Dataset records
________________________

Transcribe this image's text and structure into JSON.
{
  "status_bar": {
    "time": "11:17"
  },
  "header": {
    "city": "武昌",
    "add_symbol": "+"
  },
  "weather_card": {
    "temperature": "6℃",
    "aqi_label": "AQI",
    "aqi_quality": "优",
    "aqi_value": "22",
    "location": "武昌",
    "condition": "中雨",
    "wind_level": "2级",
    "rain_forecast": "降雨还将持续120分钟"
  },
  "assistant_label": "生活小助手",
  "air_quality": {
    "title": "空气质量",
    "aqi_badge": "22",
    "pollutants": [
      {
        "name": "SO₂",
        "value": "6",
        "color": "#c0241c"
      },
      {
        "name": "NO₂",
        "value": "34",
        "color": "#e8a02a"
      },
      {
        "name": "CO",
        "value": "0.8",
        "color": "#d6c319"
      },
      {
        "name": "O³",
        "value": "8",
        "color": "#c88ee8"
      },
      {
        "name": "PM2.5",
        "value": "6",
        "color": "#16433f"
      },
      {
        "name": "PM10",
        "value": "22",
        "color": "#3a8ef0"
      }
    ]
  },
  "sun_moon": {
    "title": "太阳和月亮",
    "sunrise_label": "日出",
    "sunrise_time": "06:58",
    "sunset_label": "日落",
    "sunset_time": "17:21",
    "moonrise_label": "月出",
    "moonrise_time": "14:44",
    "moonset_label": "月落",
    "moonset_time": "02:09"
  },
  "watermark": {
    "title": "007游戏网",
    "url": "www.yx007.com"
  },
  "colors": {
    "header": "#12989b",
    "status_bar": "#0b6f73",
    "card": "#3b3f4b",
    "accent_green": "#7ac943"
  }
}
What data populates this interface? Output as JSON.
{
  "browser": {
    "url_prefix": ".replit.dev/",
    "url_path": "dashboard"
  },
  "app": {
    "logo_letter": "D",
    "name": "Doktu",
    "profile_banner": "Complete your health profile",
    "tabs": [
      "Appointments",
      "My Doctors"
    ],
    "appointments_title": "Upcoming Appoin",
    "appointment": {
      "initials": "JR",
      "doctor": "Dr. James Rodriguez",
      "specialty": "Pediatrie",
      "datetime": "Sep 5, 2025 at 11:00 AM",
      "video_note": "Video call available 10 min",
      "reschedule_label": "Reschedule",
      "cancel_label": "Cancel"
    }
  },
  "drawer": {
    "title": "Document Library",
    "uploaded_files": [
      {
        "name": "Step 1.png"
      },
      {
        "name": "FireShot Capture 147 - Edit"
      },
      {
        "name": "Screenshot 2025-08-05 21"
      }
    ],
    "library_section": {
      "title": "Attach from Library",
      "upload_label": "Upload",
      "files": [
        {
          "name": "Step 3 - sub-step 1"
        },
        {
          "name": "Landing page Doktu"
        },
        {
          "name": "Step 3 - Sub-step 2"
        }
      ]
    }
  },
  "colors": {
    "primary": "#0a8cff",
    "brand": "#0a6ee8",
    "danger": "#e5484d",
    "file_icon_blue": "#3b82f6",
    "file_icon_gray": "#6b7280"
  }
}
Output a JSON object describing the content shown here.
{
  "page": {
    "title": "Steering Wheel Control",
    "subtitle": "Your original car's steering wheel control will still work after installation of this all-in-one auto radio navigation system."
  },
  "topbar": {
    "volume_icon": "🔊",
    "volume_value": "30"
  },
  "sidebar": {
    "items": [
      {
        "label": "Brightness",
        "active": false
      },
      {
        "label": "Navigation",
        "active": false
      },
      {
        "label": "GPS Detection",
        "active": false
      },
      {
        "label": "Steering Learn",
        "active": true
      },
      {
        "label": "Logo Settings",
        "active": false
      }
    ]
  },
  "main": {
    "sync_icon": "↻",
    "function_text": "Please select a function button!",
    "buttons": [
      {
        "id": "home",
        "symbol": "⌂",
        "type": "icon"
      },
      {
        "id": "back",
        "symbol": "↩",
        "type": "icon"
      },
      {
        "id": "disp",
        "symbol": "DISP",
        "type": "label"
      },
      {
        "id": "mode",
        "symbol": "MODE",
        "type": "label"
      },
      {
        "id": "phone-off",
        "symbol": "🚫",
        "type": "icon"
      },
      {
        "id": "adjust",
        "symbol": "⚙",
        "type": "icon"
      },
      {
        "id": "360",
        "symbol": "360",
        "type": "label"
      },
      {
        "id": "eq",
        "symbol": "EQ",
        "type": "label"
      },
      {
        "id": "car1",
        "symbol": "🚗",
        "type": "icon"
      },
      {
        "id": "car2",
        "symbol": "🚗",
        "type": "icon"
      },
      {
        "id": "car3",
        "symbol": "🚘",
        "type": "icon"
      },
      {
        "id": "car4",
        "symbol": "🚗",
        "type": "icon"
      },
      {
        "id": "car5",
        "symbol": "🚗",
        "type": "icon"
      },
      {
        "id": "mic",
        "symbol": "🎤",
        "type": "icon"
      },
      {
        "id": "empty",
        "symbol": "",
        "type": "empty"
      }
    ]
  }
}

________________________

▸ GIVEN EXERCISE
Transcribe the whole listing with nothing added or left out.

▸ CORRECT RESULT
Transcribe this image's text and structure into JSON.
{
  "status_bar": {
    "time": "11:17"
  },
  "header": {
    "city": "武昌",
    "add_symbol": "+"
  },
  "weather_card": {
    "temperature": "6℃",
    "aqi_label": "AQI",
    "aqi_quality": "优",
    "aqi_value": "22",
    "location": "武昌",
    "condition": "中雨",
    "wind_level": "2级",
    "rain_forecast": "降雨还将持续120分钟"
  },
  "assistant_label": "生活小助手",
  "air_quality": {
    "title": "空气质量",
    "aqi_badge": "22",
    "pollutants": [
      {
        "name": "SO₂",
        "value": "6",
        "color": "#c0241c"
      },
      {
        "name": "NO₂",
        "value": "34",
        "color": "#e8a02a"
      },
      {
        "name": "CO",
        "value": "0.8",
        "color": "#d6c319"
      },
      {
        "name": "O³",
        "value": "8",
        "color": "#c88ee8"
      },
      {
        "name": "PM2.5",
        "value": "6",
        "color": "#16433f"
      },
      {
        "name": "PM10",
        "value": "22",
        "color": "#3a8ef0"
      }
    ]
  },
  "sun_moon": {
    "title": "太阳和月亮",
    "sunrise_label": "日出",
    "sunrise_time": "06:58",
    "sunset_label": "日落",
    "sunset_time": "17:21",
    "moonrise_label": "月出",
    "moonrise_time": "14:44",
    "moonset_label": "月落",
    "moonset_time": "02:09"
  },
  "watermark": {
    "title": "007游戏网",
    "url": "www.yx007.com"
  },
  "colors": {
    "header": "#12989b",
    "status_bar": "#0b6f73",
    "card": "#3b3f4b",
    "accent_green": "#7ac943"
  }
}
What data populates this interface? Output as JSON.
{
  "browser": {
    "url_prefix": ".replit.dev/",
    "url_path": "dashboard"
  },
  "app": {
    "logo_letter": "D",
    "name": "Doktu",
    "profile_banner": "Complete your health profile",
    "tabs": [
      "Appointments",
      "My Doctors"
    ],
    "appointments_title": "Upcoming Appoin",
    "appointment": {
      "initials": "JR",
      "doctor": "Dr. James Rodriguez",
      "specialty": "Pediatrie",
      "datetime": "Sep 5, 2025 at 11:00 AM",
      "video_note": "Video call available 10 min",
      "reschedule_label": "Reschedule",
      "cancel_label": "Cancel"
    }
  },
  "drawer": {
    "title": "Document Library",
    "uploaded_files": [
      {
        "name": "Step 1.png"
      },
      {
        "name": "FireShot Capture 147 - Edit"
      },
      {
        "name": "Screenshot 2025-08-05 21"
      }
    ],
    "library_section": {
      "title": "Attach from Library",
      "upload_label": "Upload",
      "files": [
        {
          "name": "Step 3 - sub-step 1"
        },
        {
          "name": "Landing page Doktu"
        },
        {
          "name": "Step 3 - Sub-step 2"
        }
      ]
    }
  },
  "colors": {
    "primary": "#0a8cff",
    "brand": "#0a6ee8",
    "danger": "#e5484d",
    "file_icon_blue": "#3b82f6",
    "file_icon_gray": "#6b7280"
  }
}
Output a JSON object describing the content shown here.
{
  "page": {
    "title": "Steering Wheel Control",
    "subtitle": "Your original car's steering wheel control will still work after installation of this all-in-one auto radio navigation system."
  },
  "topbar": {
    "volume_icon": "🔊",
    "volume_value": "30"
  },
  "sidebar": {
    "items": [
      {
        "label": "Brightness",
        "active": false
      },
      {
        "label": "Navigation",
        "active": false
      },
      {
        "label": "GPS Detection",
        "active": false
      },
      {
        "label": "Steering Learn",
        "active": true
      },
      {
        "label": "Logo Settings",
        "active": false
      }
    ]
  },
  "main": {
    "sync_icon": "↻",
    "function_text": "Please select a function button!",
    "buttons": [
      {
        "id": "home",
        "symbol": "⌂",
        "type": "icon"
      },
      {
        "id": "back",
        "symbol": "↩",
        "type": "icon"
      },
      {
        "id": "disp",
        "symbol": "DISP",
        "type": "label"
      },
      {
        "id": "mode",
        "symbol": "MODE",
        "type": "label"
      },
      {
        "id": "phone-off",
        "symbol": "🚫",
        "type": "icon"
      },
      {
        "id": "adjust",
        "symbol": "⚙",
        "type": "icon"
      },
      {
        "id": "360",
        "symbol": "360",
        "type": "label"
      },
      {
        "id": "eq",
        "symbol": "EQ",
        "type": "label"
      },
      {
        "id": "car1",
        "symbol": "🚗",
        "type": "icon"
      },
      {
        "id": "car2",
        "symbol": "🚗",
        "type": "icon"
      },
      {
        "id": "car3",
        "symbol": "🚘",
        "type": "icon"
      },
      {
        "id": "car4",
        "symbol": "🚗",
        "type": "icon"
      },
      {
        "id": "car5",
        "symbol": "🚗",
        "type": "icon"
      },
      {
        "id": "mic",
        "symbol": "🎤",
        "type": "icon"
      },
      {
        "id": "empty",
        "symbol": "",
        "type": "empty"
      }
    ]
  }
}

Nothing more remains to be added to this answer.